**SHORT EXERCISE**. Locate and copy all lines bearing the word "英国南安普顿大学".

┌──

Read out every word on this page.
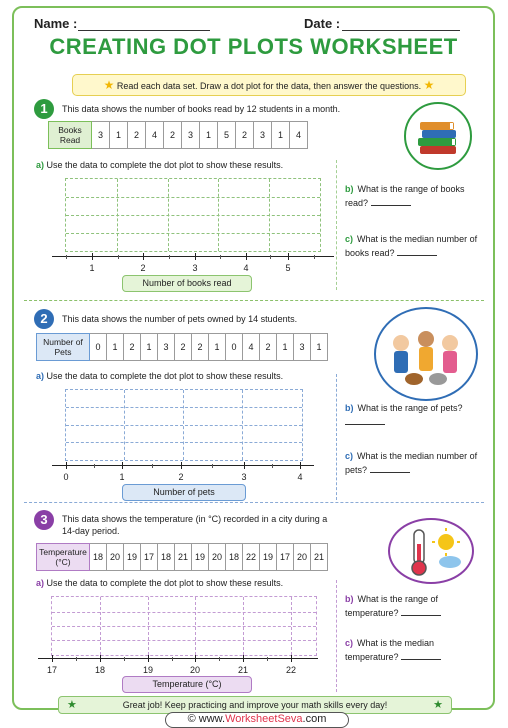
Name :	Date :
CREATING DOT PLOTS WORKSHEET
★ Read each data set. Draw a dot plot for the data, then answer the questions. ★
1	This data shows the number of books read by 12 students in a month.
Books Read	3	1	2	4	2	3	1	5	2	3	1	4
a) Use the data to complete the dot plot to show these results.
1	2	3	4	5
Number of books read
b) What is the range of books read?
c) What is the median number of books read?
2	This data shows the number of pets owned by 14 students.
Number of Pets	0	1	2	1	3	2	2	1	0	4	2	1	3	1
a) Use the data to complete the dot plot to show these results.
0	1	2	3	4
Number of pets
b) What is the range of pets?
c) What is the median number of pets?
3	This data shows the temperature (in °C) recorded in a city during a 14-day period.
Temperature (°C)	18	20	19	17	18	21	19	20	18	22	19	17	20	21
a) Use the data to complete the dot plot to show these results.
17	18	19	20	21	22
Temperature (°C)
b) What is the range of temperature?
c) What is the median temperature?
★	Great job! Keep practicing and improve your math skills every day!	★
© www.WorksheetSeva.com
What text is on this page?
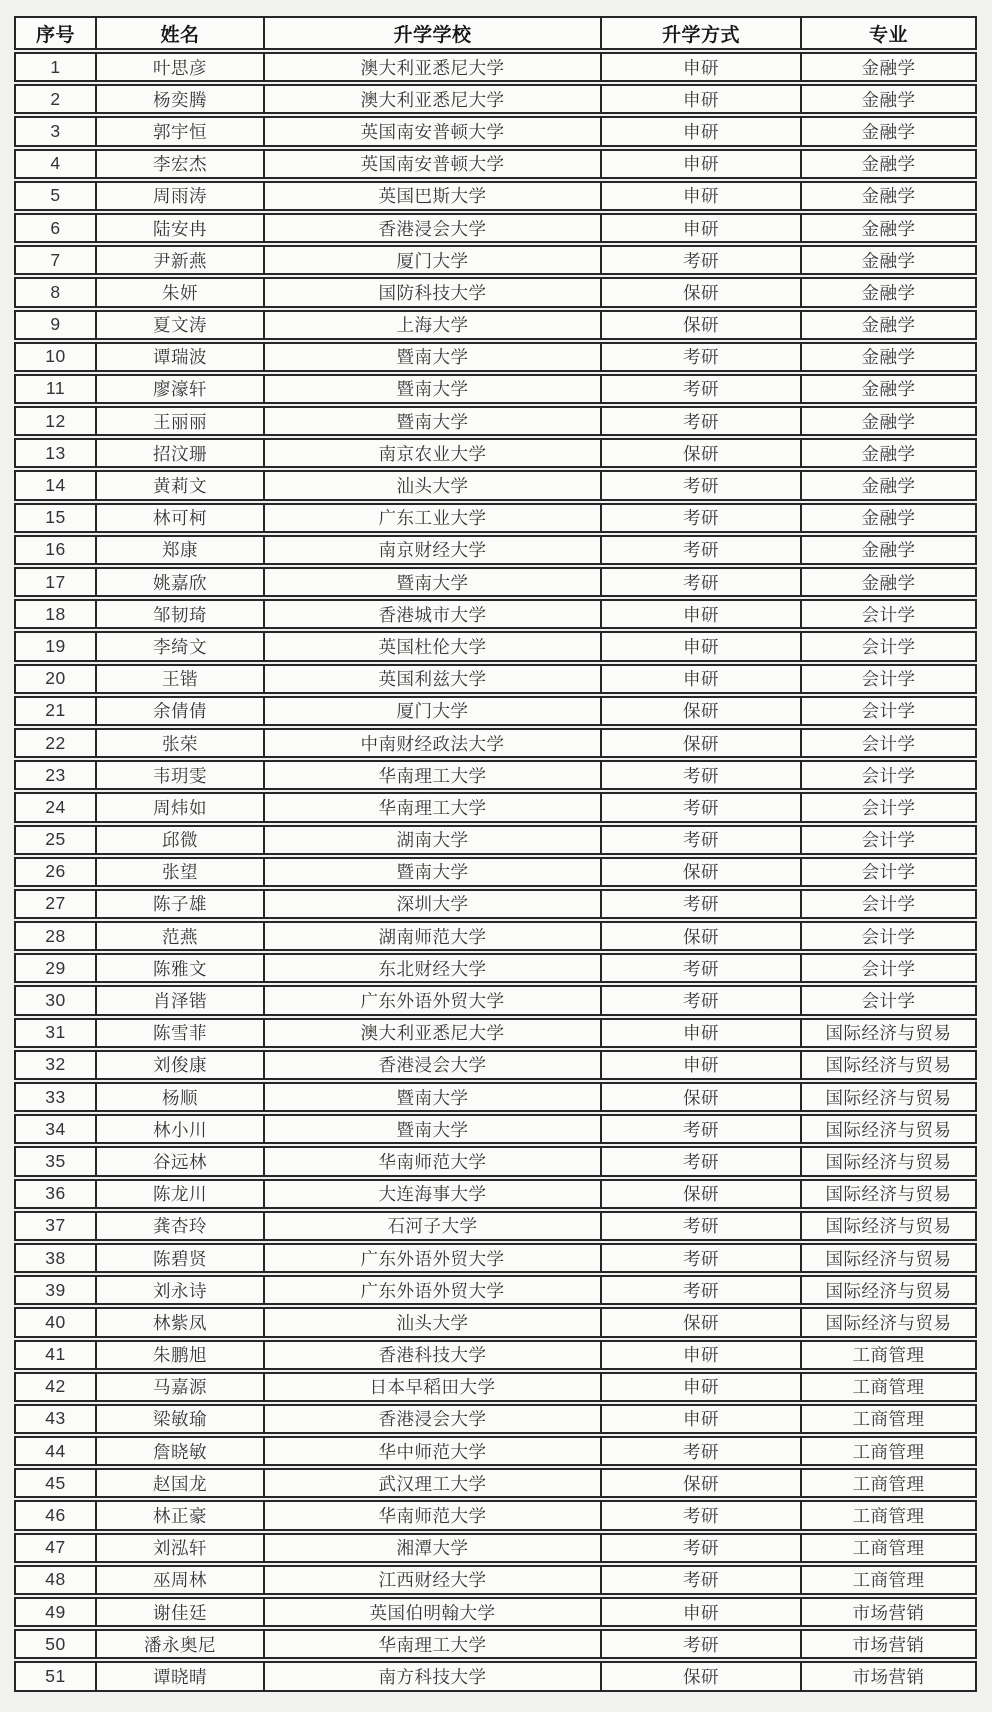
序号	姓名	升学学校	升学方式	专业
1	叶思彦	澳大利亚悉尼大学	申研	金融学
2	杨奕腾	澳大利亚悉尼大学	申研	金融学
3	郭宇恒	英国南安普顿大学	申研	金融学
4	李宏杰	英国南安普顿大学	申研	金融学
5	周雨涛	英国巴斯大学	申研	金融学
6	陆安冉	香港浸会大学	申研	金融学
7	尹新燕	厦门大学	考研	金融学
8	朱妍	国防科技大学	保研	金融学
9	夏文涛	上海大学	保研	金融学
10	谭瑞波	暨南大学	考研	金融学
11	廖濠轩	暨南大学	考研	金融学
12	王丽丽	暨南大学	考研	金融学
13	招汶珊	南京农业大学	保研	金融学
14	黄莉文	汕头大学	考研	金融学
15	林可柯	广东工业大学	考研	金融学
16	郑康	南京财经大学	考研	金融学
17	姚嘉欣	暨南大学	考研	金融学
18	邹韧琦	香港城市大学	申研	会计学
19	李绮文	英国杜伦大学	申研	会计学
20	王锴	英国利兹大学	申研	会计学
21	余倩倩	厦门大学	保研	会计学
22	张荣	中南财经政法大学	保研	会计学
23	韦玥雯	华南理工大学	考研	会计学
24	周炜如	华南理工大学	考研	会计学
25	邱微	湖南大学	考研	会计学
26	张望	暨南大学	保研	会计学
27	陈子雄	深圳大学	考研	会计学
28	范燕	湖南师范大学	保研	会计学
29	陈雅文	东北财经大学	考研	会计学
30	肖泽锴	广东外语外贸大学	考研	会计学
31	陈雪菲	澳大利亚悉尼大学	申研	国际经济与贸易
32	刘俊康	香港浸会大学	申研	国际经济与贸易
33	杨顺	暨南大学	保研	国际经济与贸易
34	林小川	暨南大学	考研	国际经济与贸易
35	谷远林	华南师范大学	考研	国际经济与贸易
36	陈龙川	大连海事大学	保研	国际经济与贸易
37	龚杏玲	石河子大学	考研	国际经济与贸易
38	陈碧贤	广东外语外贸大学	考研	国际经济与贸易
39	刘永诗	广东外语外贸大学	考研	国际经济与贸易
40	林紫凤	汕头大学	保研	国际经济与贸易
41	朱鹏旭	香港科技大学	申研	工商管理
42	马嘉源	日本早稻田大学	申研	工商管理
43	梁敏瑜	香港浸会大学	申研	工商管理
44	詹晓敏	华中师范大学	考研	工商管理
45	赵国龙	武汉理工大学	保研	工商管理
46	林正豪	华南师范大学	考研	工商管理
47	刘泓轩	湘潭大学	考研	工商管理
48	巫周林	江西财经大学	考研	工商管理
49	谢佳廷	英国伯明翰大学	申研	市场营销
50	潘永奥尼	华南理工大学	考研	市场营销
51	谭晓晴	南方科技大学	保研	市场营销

└──
┌──

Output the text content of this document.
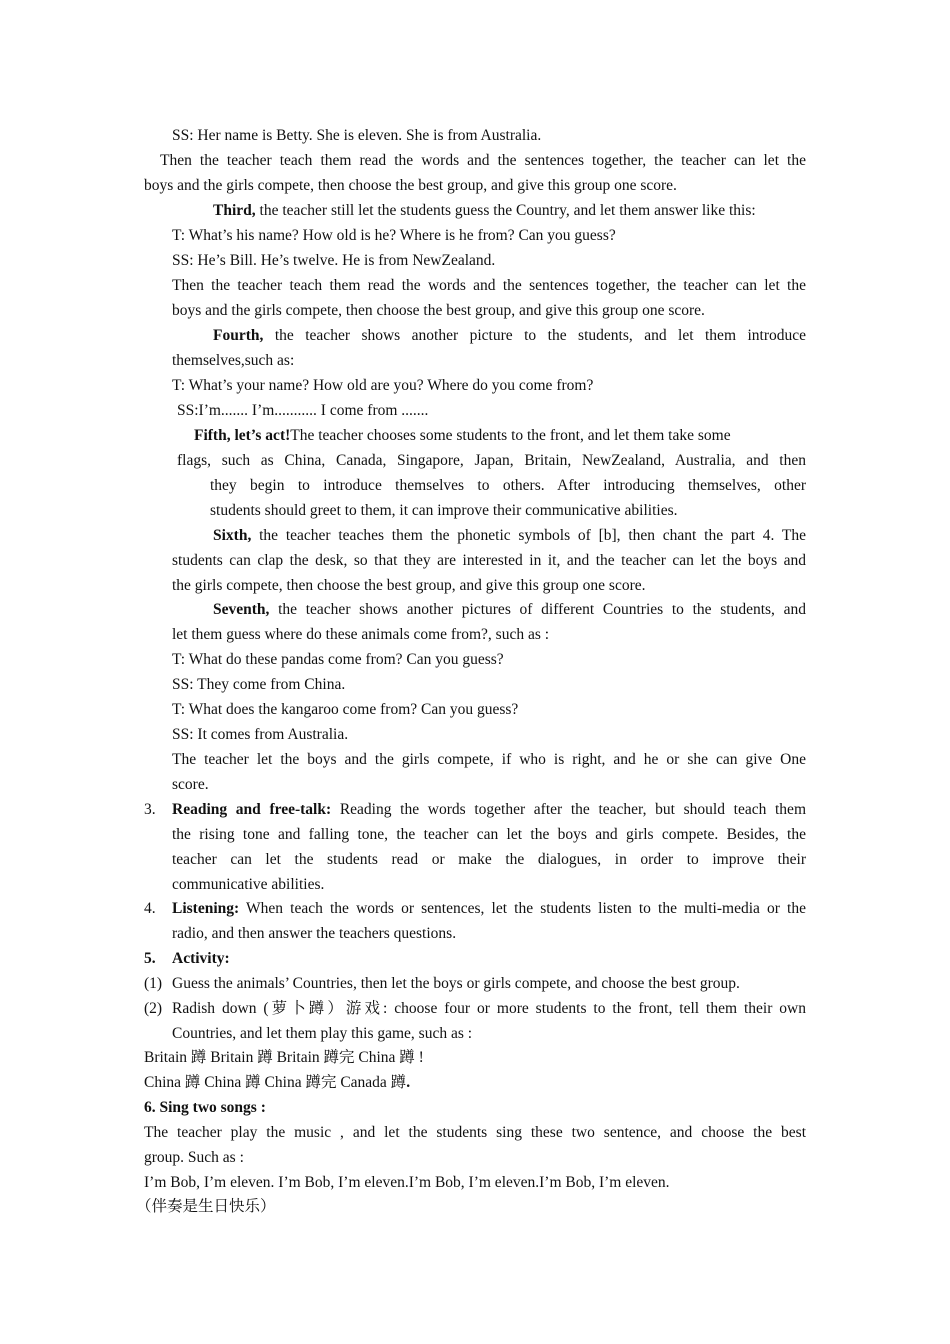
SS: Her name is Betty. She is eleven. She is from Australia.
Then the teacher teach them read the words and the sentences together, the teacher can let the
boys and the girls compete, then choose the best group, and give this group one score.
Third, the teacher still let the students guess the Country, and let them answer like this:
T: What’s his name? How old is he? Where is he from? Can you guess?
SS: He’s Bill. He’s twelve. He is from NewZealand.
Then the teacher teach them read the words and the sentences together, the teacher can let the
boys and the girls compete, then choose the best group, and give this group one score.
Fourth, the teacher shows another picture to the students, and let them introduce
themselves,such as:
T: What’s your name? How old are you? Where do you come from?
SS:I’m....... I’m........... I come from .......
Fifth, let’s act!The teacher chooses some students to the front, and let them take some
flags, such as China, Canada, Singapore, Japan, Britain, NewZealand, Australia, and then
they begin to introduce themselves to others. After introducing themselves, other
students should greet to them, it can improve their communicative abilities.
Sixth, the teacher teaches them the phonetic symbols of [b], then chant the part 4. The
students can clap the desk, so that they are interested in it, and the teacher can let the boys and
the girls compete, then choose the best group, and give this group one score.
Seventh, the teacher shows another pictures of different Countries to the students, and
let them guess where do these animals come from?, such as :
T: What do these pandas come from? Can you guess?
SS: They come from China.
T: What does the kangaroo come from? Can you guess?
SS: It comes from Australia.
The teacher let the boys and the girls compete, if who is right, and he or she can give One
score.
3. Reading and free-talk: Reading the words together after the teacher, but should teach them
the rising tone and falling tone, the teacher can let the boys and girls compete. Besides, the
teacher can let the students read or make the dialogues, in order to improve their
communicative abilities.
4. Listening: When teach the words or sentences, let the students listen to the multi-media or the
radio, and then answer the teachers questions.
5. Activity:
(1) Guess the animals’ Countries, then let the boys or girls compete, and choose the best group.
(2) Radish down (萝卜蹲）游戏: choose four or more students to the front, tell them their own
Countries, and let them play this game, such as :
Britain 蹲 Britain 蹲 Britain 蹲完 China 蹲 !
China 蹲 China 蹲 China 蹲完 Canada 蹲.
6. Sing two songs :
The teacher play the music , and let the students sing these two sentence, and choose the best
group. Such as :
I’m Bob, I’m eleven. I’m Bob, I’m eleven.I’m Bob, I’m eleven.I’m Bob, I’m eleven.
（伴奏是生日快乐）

└──
┌──

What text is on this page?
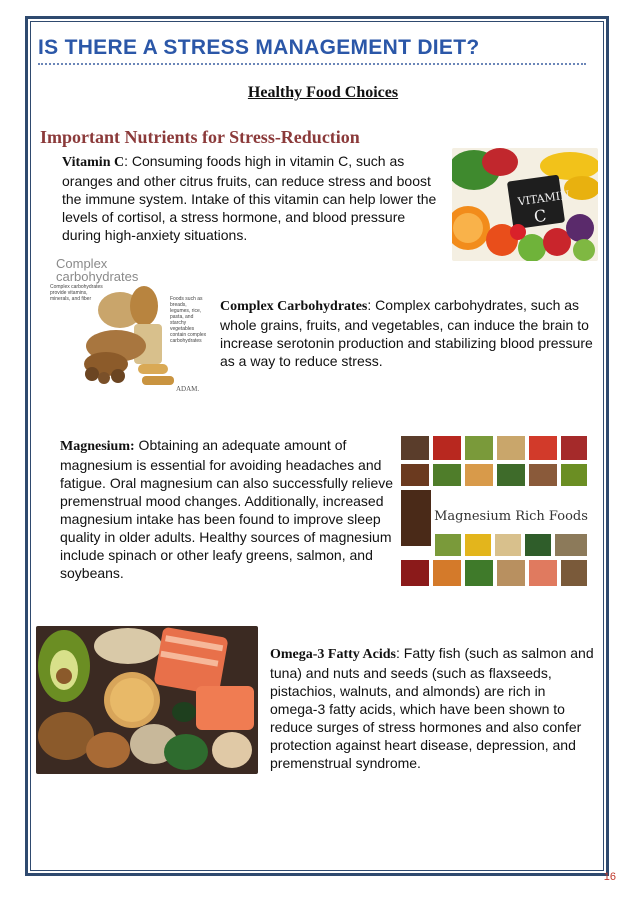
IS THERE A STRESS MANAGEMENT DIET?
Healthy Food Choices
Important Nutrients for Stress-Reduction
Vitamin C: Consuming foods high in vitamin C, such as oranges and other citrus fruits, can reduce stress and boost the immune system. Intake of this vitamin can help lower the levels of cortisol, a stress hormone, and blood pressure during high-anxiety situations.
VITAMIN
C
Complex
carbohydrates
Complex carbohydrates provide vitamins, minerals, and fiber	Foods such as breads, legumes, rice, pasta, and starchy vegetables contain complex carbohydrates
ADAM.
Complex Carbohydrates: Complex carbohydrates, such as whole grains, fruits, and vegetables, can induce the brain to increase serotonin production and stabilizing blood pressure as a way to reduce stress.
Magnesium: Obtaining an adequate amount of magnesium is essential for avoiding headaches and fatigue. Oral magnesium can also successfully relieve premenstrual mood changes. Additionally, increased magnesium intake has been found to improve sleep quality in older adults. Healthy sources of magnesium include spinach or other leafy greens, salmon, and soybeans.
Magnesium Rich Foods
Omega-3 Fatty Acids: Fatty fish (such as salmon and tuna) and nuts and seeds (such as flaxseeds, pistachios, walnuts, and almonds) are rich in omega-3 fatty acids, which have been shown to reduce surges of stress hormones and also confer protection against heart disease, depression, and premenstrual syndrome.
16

└──

**RESULT FOR THIS EXERCISE**.
3	郭宇恒	英国南安普顿大学	申研	金融学
4	李宏杰	英国南安普顿大学	申研	金融学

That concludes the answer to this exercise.